_Requirement:_ Pull out each line of the records holding the string "Output".

_Supplied material:_
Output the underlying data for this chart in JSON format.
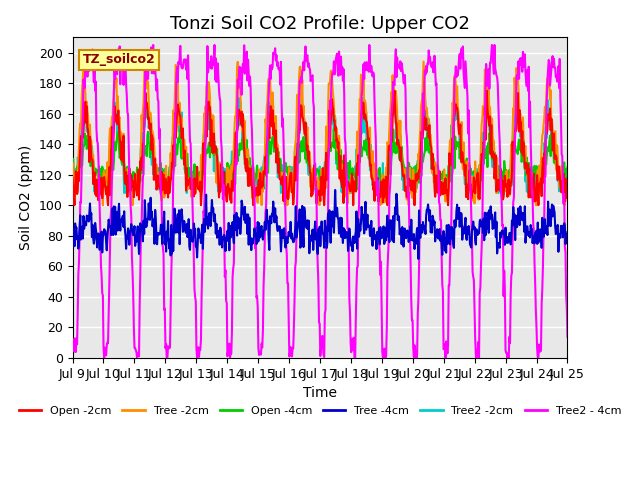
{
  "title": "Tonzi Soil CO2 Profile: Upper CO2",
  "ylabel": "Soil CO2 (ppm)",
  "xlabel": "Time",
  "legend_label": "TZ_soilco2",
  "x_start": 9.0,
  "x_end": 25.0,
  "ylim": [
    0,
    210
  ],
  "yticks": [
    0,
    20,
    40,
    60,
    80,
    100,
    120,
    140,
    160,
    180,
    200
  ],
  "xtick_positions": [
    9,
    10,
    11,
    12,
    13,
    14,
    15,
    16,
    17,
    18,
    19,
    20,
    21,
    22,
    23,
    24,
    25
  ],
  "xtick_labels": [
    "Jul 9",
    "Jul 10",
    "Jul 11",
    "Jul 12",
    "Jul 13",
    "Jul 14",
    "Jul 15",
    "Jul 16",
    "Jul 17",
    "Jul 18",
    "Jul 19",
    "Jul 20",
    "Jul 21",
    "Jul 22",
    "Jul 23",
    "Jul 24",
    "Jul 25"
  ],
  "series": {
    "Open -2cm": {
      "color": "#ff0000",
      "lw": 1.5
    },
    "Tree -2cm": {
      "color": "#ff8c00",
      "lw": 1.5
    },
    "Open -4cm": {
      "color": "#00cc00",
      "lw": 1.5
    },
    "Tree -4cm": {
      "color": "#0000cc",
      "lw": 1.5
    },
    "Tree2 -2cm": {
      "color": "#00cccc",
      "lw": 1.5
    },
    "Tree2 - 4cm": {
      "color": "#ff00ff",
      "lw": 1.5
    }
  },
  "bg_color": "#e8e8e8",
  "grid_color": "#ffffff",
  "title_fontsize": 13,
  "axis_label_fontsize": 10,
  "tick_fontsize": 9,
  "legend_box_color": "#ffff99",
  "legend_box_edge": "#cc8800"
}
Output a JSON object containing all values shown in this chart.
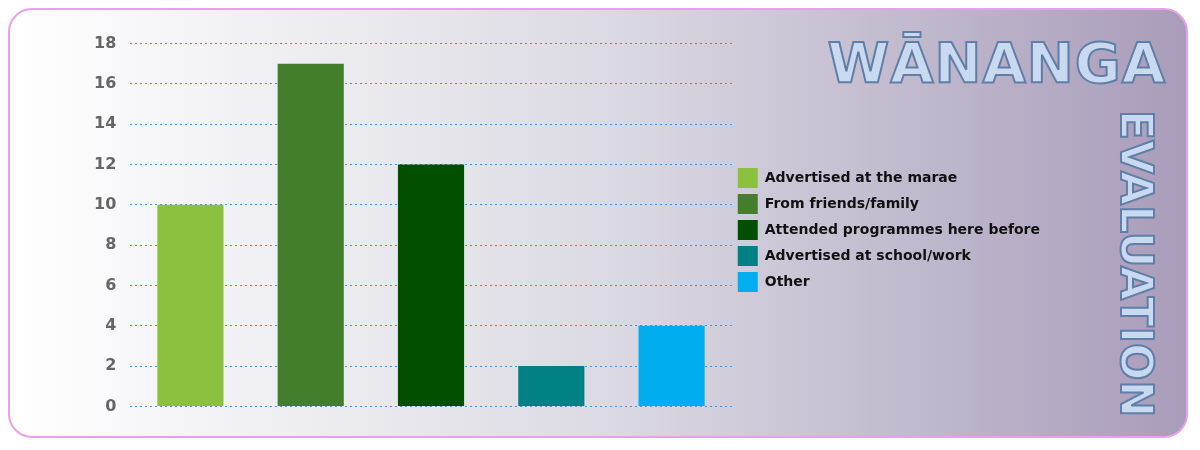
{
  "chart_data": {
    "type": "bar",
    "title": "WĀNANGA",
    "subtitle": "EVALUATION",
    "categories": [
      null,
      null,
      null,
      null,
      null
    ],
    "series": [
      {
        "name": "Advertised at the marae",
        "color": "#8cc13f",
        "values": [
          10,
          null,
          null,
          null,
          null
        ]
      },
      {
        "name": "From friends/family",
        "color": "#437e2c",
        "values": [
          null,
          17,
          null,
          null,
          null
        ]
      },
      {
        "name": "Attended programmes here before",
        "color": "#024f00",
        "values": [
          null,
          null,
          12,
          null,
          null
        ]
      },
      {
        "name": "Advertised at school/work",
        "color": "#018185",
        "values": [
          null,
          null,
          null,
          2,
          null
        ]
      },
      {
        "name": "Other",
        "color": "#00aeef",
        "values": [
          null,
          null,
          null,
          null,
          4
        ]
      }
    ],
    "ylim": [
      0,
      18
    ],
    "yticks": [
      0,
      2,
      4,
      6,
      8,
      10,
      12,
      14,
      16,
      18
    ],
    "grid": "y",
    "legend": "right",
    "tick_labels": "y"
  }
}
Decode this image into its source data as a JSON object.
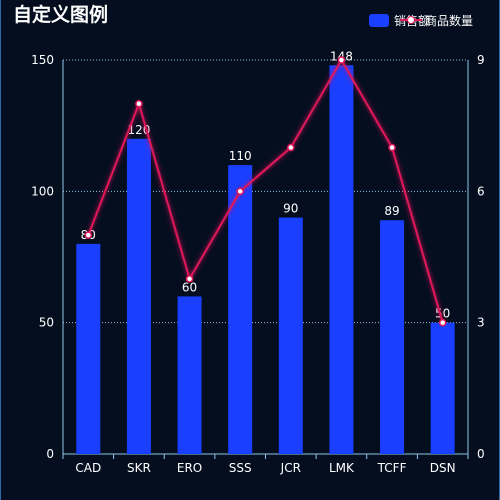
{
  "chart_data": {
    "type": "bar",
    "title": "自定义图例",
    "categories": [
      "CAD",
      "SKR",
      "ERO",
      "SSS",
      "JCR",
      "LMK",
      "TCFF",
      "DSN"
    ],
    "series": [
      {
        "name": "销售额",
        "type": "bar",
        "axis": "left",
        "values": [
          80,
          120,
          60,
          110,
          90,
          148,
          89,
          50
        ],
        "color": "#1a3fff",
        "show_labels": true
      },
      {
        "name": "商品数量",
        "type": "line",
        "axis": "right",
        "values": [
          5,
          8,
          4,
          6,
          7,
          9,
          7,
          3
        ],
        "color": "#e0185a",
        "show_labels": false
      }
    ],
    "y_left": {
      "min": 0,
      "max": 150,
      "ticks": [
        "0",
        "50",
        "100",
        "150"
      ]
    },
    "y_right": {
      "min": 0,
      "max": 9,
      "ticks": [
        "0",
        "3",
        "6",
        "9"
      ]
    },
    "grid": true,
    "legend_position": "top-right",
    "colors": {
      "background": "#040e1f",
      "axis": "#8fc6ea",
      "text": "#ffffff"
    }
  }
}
--
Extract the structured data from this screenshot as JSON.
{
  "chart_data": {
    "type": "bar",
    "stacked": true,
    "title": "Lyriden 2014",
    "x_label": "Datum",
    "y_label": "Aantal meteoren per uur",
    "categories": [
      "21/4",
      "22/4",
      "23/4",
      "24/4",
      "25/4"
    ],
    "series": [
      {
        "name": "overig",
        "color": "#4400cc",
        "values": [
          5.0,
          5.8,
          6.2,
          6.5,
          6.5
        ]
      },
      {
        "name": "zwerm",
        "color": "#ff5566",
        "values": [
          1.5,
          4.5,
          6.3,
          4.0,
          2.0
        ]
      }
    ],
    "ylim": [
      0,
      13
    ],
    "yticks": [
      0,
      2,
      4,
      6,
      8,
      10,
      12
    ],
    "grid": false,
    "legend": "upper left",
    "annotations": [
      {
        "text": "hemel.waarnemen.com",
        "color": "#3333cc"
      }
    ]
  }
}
* * *
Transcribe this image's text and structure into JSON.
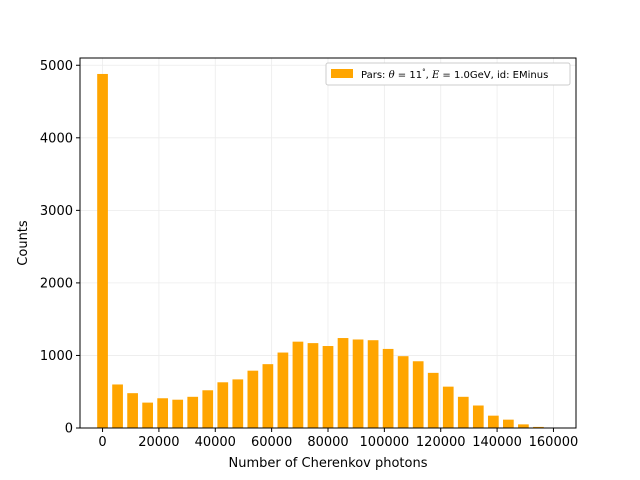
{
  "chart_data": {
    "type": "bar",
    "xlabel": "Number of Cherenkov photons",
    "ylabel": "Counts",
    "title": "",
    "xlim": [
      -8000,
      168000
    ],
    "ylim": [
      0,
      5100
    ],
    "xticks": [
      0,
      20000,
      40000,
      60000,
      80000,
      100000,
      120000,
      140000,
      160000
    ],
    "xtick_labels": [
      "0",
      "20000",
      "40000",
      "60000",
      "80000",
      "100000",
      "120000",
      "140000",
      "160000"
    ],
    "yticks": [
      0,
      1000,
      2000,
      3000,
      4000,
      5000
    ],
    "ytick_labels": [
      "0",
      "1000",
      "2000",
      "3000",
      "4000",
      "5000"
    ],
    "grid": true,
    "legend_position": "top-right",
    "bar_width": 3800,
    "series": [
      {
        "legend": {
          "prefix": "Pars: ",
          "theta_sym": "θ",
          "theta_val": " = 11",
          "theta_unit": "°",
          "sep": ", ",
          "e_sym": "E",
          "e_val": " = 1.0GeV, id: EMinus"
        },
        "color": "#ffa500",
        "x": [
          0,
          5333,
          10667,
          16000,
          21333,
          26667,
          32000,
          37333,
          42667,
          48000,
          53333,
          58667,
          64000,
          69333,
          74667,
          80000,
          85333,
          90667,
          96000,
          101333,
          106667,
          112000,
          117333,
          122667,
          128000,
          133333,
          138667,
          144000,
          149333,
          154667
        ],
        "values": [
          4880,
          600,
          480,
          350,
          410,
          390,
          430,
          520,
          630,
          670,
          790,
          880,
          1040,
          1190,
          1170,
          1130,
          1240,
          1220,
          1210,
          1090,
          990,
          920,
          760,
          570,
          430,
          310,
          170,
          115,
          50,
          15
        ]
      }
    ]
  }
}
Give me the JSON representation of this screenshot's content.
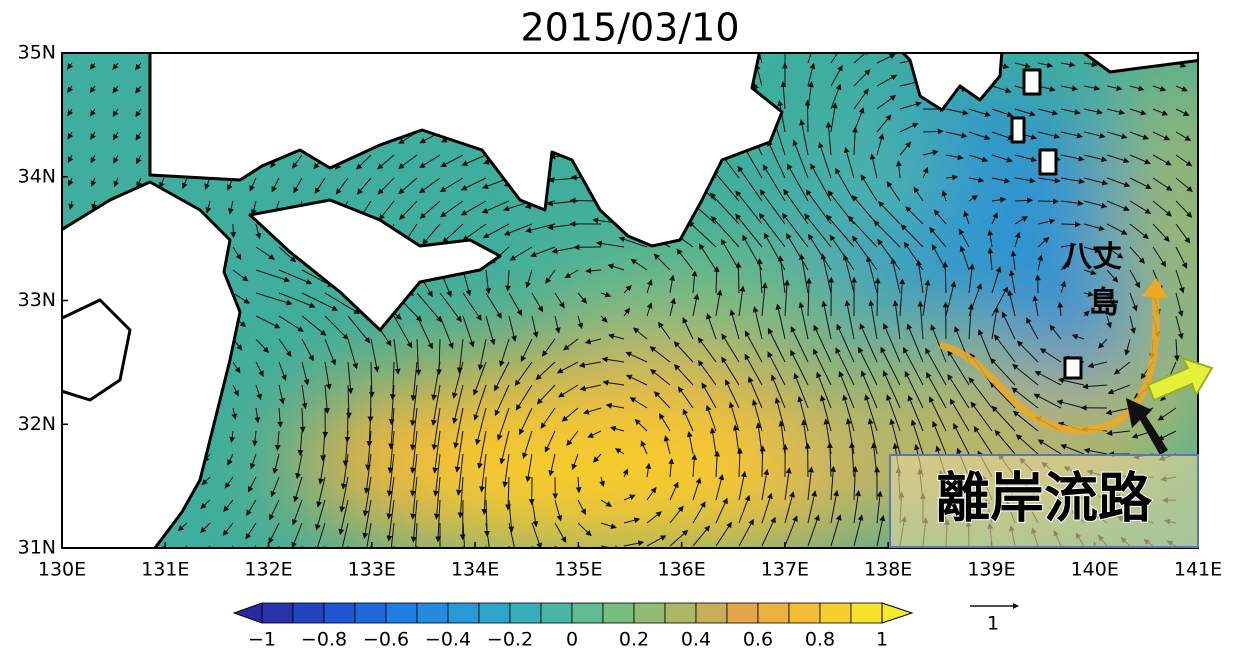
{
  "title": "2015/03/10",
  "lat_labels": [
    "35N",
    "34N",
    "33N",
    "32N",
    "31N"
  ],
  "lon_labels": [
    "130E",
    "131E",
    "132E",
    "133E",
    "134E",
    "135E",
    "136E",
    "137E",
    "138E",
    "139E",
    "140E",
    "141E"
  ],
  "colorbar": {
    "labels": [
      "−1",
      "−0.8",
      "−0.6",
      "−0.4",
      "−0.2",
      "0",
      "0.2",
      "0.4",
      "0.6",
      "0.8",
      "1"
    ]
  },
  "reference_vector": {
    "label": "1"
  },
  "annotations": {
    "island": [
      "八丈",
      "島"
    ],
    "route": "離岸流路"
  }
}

_Correct response:_
Output the underlying data for this chart in JSON format.
Output a JSON object containing all values shown in this chart.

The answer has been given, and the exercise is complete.